Start of Data entries

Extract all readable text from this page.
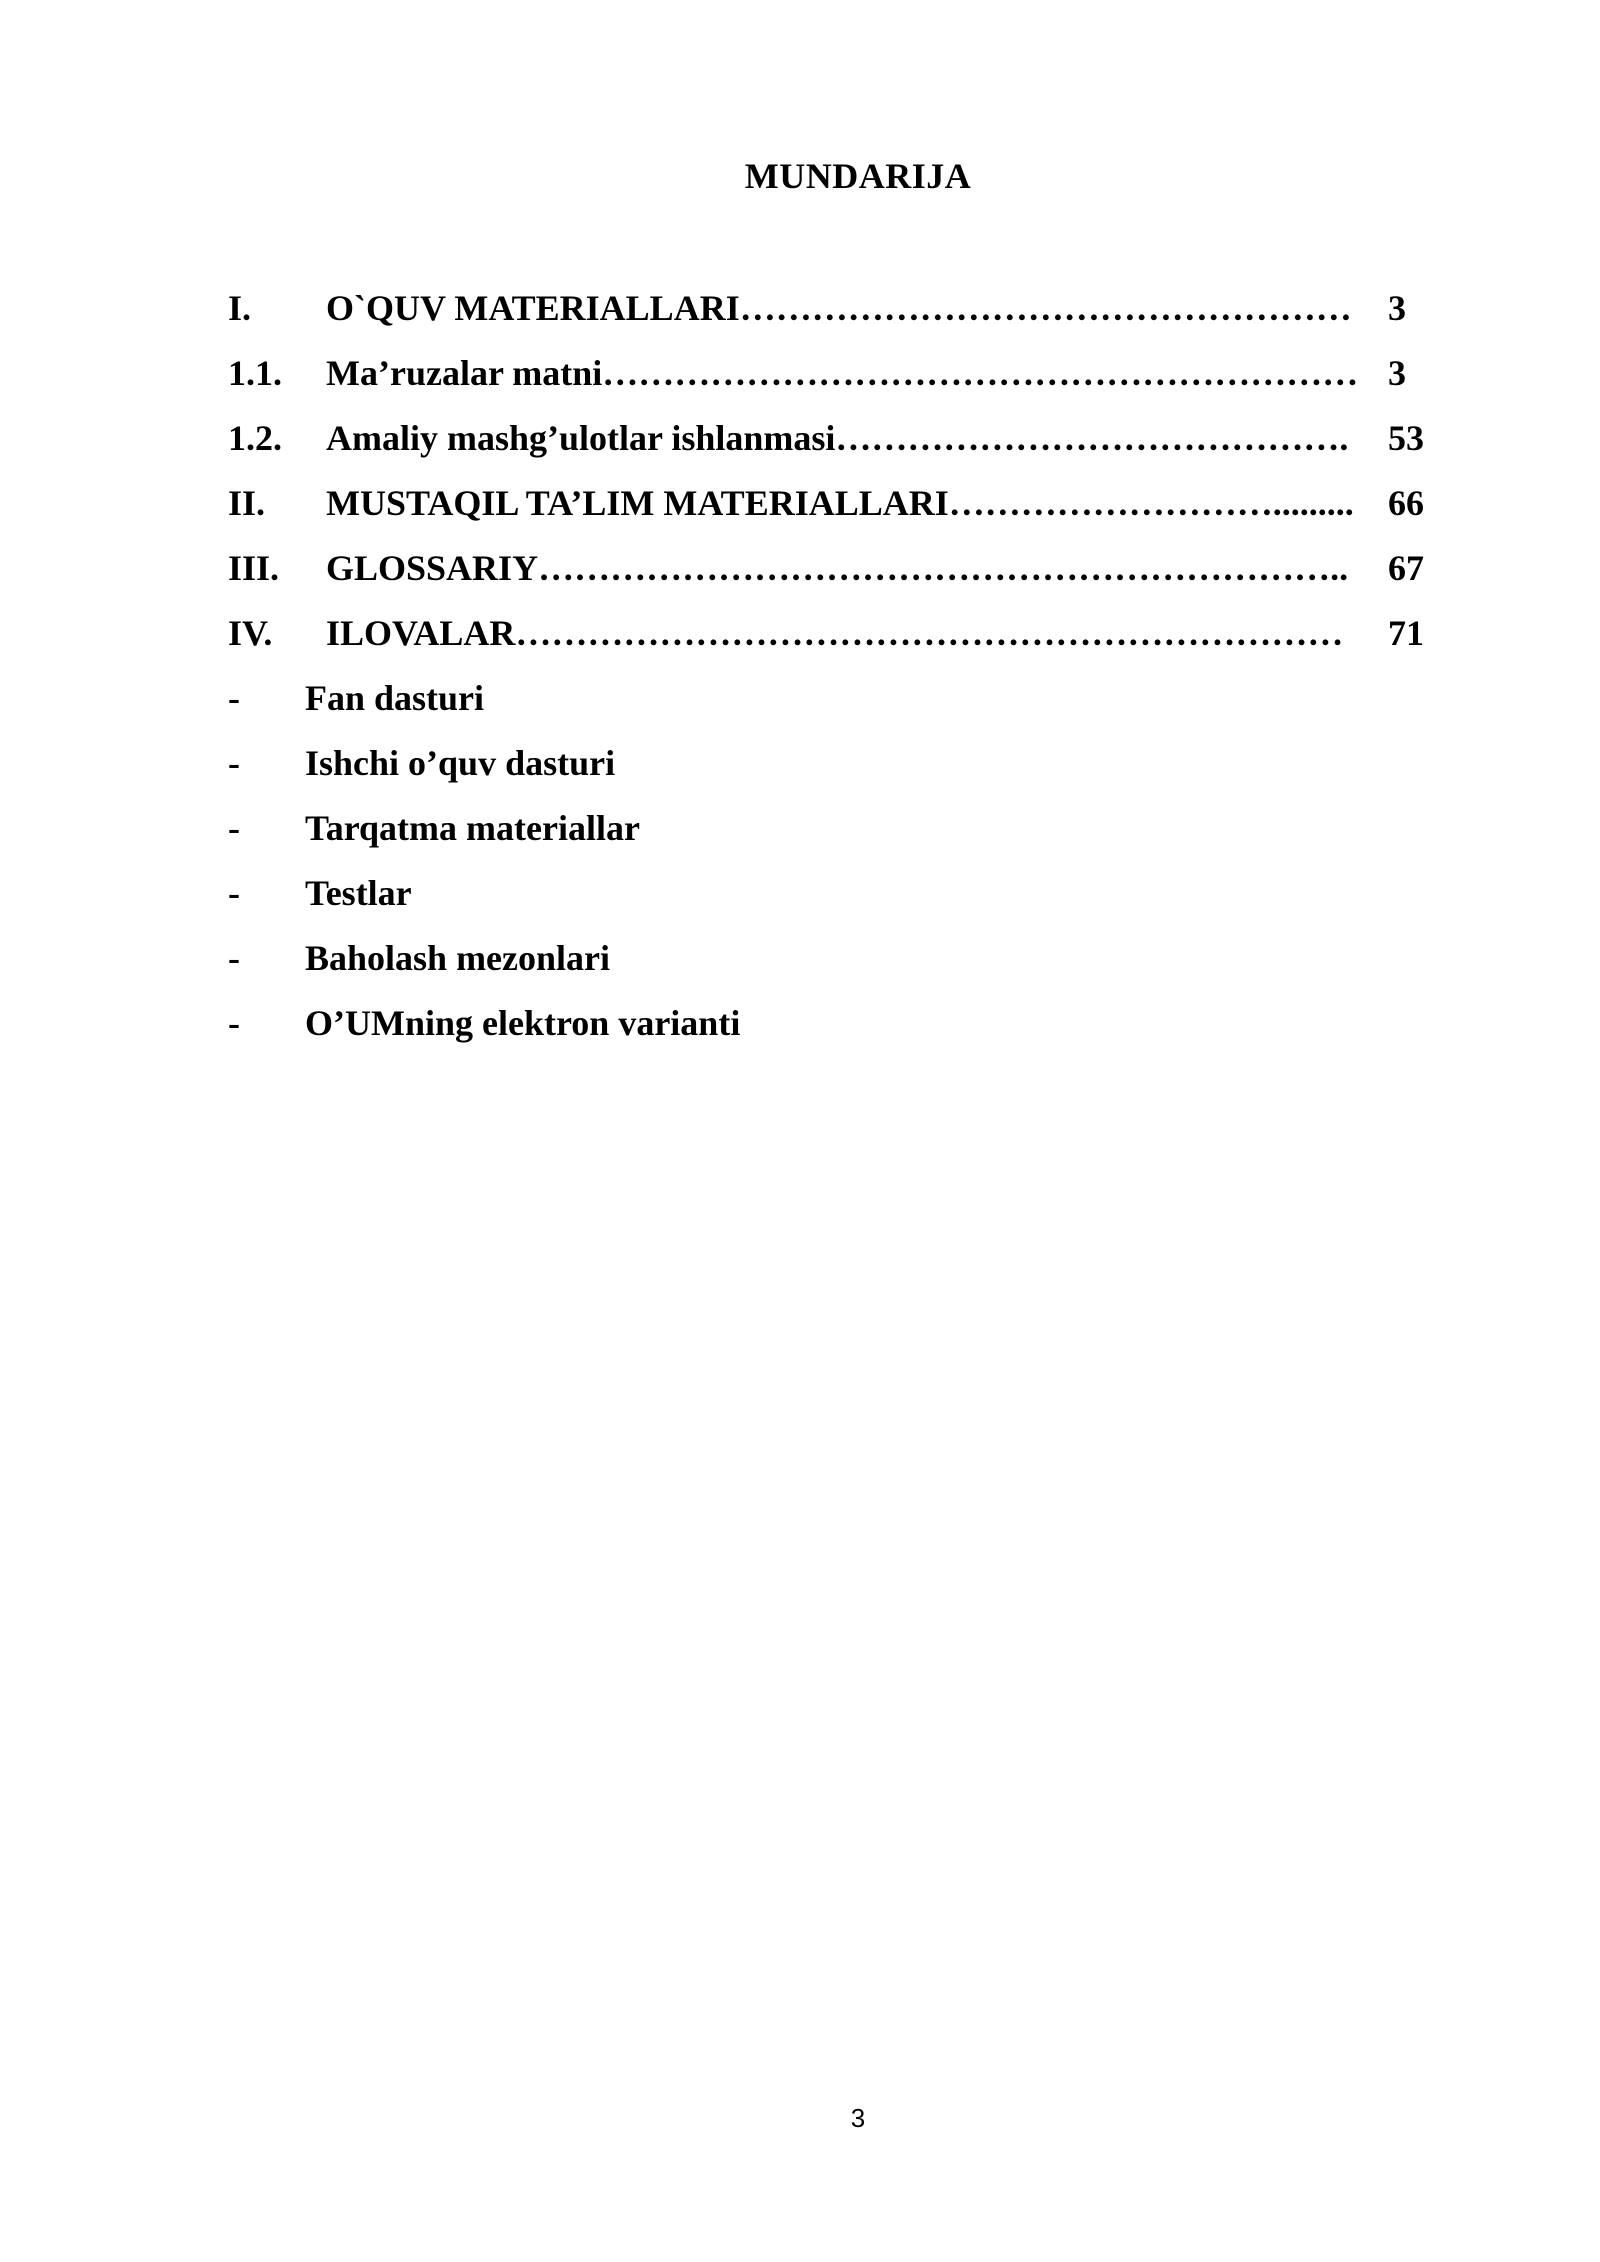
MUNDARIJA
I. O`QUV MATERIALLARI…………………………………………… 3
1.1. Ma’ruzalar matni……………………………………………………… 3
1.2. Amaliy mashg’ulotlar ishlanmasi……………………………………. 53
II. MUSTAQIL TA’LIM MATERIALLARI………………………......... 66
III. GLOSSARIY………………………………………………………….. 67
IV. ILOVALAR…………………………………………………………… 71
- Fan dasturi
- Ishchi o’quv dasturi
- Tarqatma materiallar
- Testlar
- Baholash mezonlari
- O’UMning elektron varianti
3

End of Data entries

> _Given instruction_: Return the records exactly. Don't carry the pictures over.

> _Final result_:
Extract all readable text from this page.
MUNDARIJA
I. O`QUV MATERIALLARI…………………………………………… 3
1.1. Ma’ruzalar matni……………………………………………………… 3
1.2. Amaliy mashg’ulotlar ishlanmasi……………………………………. 53
II. MUSTAQIL TA’LIM MATERIALLARI………………………......... 66
III. GLOSSARIY………………………………………………………….. 67
IV. ILOVALAR…………………………………………………………… 71
- Fan dasturi
- Ishchi o’quv dasturi
- Tarqatma materiallar
- Testlar
- Baholash mezonlari
- O’UMning elektron varianti
3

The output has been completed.